● **Written instruction**
Report, as a bare number, how many lines hold "Fahrzeug".
* start *
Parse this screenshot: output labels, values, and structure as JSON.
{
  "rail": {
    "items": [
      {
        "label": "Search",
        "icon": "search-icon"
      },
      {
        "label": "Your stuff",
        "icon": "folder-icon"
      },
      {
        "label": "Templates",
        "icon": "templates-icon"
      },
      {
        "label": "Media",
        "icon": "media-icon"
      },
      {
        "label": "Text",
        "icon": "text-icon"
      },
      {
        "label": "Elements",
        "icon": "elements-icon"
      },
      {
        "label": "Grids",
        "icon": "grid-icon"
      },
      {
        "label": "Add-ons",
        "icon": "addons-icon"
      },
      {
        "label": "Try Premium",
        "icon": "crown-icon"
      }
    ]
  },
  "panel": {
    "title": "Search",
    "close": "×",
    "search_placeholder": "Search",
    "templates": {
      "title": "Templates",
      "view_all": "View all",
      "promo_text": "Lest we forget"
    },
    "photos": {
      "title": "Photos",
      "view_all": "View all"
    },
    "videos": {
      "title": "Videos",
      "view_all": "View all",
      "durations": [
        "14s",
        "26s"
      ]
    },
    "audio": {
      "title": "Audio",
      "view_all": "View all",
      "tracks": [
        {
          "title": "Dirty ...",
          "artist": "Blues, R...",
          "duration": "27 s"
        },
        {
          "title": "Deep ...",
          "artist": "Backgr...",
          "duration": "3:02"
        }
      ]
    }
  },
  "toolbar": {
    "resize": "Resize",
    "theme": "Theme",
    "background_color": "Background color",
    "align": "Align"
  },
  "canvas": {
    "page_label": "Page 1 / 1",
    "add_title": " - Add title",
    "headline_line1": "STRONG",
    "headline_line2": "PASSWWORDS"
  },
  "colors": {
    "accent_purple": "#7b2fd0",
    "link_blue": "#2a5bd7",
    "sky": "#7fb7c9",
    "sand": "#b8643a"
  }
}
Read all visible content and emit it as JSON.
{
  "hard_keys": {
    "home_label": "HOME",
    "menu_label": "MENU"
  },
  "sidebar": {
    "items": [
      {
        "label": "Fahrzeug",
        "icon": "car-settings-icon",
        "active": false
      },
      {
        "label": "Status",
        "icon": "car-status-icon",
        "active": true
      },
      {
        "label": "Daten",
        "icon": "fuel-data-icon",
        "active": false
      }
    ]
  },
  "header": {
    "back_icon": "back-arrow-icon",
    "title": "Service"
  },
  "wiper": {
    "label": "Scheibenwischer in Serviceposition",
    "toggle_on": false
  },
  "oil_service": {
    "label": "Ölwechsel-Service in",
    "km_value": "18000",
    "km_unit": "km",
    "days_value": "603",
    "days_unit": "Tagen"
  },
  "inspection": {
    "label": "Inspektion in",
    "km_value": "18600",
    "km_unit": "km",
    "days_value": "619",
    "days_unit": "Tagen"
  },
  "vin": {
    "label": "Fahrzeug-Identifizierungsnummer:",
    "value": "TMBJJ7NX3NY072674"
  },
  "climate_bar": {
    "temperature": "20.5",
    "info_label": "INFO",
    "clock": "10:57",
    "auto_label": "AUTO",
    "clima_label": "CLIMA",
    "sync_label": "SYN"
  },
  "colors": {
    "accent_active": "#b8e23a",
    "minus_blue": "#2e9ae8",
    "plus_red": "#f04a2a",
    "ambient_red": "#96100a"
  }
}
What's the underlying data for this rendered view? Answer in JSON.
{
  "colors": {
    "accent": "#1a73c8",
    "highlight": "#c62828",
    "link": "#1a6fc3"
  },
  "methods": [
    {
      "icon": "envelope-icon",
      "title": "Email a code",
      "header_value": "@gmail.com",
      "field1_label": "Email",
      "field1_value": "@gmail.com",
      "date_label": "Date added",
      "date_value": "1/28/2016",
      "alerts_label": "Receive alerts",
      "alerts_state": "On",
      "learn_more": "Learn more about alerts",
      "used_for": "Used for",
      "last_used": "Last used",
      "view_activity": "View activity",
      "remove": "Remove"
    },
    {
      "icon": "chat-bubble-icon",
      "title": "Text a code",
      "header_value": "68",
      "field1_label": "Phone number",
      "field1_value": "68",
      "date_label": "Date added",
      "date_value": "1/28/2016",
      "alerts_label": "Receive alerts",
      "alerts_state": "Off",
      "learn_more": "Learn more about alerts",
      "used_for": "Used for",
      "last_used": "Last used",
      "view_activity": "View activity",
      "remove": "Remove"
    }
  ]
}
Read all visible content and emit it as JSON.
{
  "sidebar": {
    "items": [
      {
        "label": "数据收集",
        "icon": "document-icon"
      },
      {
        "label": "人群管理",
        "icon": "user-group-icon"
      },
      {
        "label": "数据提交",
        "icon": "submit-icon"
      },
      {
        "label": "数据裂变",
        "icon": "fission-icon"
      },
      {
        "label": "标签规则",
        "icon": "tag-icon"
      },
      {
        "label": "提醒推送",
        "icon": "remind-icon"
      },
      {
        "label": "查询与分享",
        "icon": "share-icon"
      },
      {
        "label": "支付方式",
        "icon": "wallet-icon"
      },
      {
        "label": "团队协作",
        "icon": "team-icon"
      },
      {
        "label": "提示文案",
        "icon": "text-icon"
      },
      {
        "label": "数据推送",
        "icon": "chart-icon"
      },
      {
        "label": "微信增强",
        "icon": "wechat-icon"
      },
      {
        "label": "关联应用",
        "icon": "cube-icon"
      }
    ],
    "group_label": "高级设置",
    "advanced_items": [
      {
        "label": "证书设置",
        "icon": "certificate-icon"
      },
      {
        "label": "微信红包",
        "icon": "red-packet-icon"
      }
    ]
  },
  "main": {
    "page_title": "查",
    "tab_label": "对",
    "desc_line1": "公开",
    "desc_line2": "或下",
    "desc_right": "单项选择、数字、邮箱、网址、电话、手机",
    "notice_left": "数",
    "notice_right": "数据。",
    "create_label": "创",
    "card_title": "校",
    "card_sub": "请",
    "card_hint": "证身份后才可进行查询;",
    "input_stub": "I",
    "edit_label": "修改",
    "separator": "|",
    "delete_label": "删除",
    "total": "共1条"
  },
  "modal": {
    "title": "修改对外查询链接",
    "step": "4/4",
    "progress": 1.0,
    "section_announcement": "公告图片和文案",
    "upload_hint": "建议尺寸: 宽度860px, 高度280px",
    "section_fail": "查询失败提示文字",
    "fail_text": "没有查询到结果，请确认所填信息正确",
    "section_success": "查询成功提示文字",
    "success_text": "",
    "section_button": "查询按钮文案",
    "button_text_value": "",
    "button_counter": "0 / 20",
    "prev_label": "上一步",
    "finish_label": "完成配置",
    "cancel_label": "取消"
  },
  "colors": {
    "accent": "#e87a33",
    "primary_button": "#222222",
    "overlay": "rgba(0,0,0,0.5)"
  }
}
* end *
● **Answer in full**
2